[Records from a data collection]
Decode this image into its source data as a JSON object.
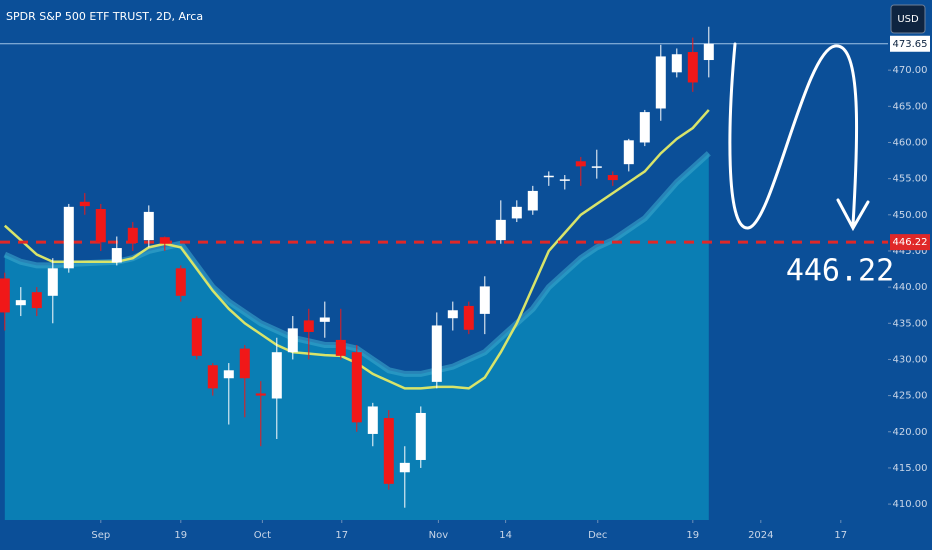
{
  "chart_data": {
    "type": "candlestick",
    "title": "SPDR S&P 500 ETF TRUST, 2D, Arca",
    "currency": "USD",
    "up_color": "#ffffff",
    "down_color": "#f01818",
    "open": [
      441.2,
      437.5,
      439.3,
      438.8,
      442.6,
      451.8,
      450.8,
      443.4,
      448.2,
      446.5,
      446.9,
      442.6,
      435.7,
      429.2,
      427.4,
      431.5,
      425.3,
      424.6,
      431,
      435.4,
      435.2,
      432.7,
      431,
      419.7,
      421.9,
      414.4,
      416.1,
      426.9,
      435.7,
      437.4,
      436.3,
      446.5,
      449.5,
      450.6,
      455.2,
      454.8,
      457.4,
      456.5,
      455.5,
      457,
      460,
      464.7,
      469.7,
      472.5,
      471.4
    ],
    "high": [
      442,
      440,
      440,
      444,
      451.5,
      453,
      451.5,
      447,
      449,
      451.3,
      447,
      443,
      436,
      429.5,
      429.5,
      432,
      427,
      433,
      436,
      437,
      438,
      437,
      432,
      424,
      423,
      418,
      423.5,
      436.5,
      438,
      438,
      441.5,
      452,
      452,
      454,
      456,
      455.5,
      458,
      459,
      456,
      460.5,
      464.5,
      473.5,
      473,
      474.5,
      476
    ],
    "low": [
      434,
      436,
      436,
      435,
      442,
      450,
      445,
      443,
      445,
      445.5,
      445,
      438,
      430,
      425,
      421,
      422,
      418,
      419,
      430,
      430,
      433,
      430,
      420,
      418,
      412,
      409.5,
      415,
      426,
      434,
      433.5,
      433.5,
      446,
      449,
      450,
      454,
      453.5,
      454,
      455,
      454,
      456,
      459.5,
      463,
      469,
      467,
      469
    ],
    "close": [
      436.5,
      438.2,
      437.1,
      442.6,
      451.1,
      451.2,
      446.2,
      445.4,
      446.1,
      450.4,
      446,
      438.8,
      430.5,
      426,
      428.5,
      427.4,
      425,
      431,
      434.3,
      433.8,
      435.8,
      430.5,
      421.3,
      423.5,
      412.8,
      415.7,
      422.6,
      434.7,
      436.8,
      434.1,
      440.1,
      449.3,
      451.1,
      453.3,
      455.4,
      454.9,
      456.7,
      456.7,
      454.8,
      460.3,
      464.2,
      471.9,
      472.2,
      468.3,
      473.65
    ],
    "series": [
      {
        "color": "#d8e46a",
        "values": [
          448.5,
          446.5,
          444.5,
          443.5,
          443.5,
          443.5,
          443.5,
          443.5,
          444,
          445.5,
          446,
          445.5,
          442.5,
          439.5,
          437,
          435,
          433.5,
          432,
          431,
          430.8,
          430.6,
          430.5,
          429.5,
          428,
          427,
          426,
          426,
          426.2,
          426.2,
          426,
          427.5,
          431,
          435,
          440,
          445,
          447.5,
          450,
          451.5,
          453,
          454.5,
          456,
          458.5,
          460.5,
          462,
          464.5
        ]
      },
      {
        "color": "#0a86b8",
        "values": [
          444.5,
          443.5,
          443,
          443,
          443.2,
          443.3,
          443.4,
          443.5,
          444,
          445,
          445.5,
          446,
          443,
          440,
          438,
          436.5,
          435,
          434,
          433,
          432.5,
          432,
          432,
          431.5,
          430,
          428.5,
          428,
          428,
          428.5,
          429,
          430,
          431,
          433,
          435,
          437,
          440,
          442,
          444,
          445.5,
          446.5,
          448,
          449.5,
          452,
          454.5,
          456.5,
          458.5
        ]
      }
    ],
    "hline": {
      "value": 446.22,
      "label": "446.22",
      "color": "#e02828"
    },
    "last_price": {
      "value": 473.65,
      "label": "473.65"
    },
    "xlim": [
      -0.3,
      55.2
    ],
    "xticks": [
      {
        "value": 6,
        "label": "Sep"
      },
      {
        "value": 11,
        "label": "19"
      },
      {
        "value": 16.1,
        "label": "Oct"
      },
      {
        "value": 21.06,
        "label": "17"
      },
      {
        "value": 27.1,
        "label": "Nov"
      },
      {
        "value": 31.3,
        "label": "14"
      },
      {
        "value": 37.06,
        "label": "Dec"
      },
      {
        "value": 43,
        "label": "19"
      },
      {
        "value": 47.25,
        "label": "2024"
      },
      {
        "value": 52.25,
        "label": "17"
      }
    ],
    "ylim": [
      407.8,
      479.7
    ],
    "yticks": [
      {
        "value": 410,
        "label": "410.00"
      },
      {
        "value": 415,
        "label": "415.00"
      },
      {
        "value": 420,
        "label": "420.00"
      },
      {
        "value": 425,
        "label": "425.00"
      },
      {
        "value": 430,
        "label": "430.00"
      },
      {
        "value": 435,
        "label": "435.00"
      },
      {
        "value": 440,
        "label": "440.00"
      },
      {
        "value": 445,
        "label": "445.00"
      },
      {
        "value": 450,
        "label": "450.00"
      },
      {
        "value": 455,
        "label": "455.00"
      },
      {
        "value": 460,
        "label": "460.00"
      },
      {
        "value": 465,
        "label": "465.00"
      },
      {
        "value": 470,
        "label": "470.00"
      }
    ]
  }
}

◆ Required task ◆
Quote all the lines above exactly as given. Do not include the pictures.

◆ Written answer ◆
Decode this image into its source data as a JSON object.
{
  "chart_data": {
    "type": "candlestick",
    "title": "SPDR S&P 500 ETF TRUST, 2D, Arca",
    "currency": "USD",
    "up_color": "#ffffff",
    "down_color": "#f01818",
    "open": [
      441.2,
      437.5,
      439.3,
      438.8,
      442.6,
      451.8,
      450.8,
      443.4,
      448.2,
      446.5,
      446.9,
      442.6,
      435.7,
      429.2,
      427.4,
      431.5,
      425.3,
      424.6,
      431,
      435.4,
      435.2,
      432.7,
      431,
      419.7,
      421.9,
      414.4,
      416.1,
      426.9,
      435.7,
      437.4,
      436.3,
      446.5,
      449.5,
      450.6,
      455.2,
      454.8,
      457.4,
      456.5,
      455.5,
      457,
      460,
      464.7,
      469.7,
      472.5,
      471.4
    ],
    "high": [
      442,
      440,
      440,
      444,
      451.5,
      453,
      451.5,
      447,
      449,
      451.3,
      447,
      443,
      436,
      429.5,
      429.5,
      432,
      427,
      433,
      436,
      437,
      438,
      437,
      432,
      424,
      423,
      418,
      423.5,
      436.5,
      438,
      438,
      441.5,
      452,
      452,
      454,
      456,
      455.5,
      458,
      459,
      456,
      460.5,
      464.5,
      473.5,
      473,
      474.5,
      476
    ],
    "low": [
      434,
      436,
      436,
      435,
      442,
      450,
      445,
      443,
      445,
      445.5,
      445,
      438,
      430,
      425,
      421,
      422,
      418,
      419,
      430,
      430,
      433,
      430,
      420,
      418,
      412,
      409.5,
      415,
      426,
      434,
      433.5,
      433.5,
      446,
      449,
      450,
      454,
      453.5,
      454,
      455,
      454,
      456,
      459.5,
      463,
      469,
      467,
      469
    ],
    "close": [
      436.5,
      438.2,
      437.1,
      442.6,
      451.1,
      451.2,
      446.2,
      445.4,
      446.1,
      450.4,
      446,
      438.8,
      430.5,
      426,
      428.5,
      427.4,
      425,
      431,
      434.3,
      433.8,
      435.8,
      430.5,
      421.3,
      423.5,
      412.8,
      415.7,
      422.6,
      434.7,
      436.8,
      434.1,
      440.1,
      449.3,
      451.1,
      453.3,
      455.4,
      454.9,
      456.7,
      456.7,
      454.8,
      460.3,
      464.2,
      471.9,
      472.2,
      468.3,
      473.65
    ],
    "series": [
      {
        "color": "#d8e46a",
        "values": [
          448.5,
          446.5,
          444.5,
          443.5,
          443.5,
          443.5,
          443.5,
          443.5,
          444,
          445.5,
          446,
          445.5,
          442.5,
          439.5,
          437,
          435,
          433.5,
          432,
          431,
          430.8,
          430.6,
          430.5,
          429.5,
          428,
          427,
          426,
          426,
          426.2,
          426.2,
          426,
          427.5,
          431,
          435,
          440,
          445,
          447.5,
          450,
          451.5,
          453,
          454.5,
          456,
          458.5,
          460.5,
          462,
          464.5
        ]
      },
      {
        "color": "#0a86b8",
        "values": [
          444.5,
          443.5,
          443,
          443,
          443.2,
          443.3,
          443.4,
          443.5,
          444,
          445,
          445.5,
          446,
          443,
          440,
          438,
          436.5,
          435,
          434,
          433,
          432.5,
          432,
          432,
          431.5,
          430,
          428.5,
          428,
          428,
          428.5,
          429,
          430,
          431,
          433,
          435,
          437,
          440,
          442,
          444,
          445.5,
          446.5,
          448,
          449.5,
          452,
          454.5,
          456.5,
          458.5
        ]
      }
    ],
    "hline": {
      "value": 446.22,
      "label": "446.22",
      "color": "#e02828"
    },
    "last_price": {
      "value": 473.65,
      "label": "473.65"
    },
    "xlim": [
      -0.3,
      55.2
    ],
    "xticks": [
      {
        "value": 6,
        "label": "Sep"
      },
      {
        "value": 11,
        "label": "19"
      },
      {
        "value": 16.1,
        "label": "Oct"
      },
      {
        "value": 21.06,
        "label": "17"
      },
      {
        "value": 27.1,
        "label": "Nov"
      },
      {
        "value": 31.3,
        "label": "14"
      },
      {
        "value": 37.06,
        "label": "Dec"
      },
      {
        "value": 43,
        "label": "19"
      },
      {
        "value": 47.25,
        "label": "2024"
      },
      {
        "value": 52.25,
        "label": "17"
      }
    ],
    "ylim": [
      407.8,
      479.7
    ],
    "yticks": [
      {
        "value": 410,
        "label": "410.00"
      },
      {
        "value": 415,
        "label": "415.00"
      },
      {
        "value": 420,
        "label": "420.00"
      },
      {
        "value": 425,
        "label": "425.00"
      },
      {
        "value": 430,
        "label": "430.00"
      },
      {
        "value": 435,
        "label": "435.00"
      },
      {
        "value": 440,
        "label": "440.00"
      },
      {
        "value": 445,
        "label": "445.00"
      },
      {
        "value": 450,
        "label": "450.00"
      },
      {
        "value": 455,
        "label": "455.00"
      },
      {
        "value": 460,
        "label": "460.00"
      },
      {
        "value": 465,
        "label": "465.00"
      },
      {
        "value": 470,
        "label": "470.00"
      }
    ]
  }
}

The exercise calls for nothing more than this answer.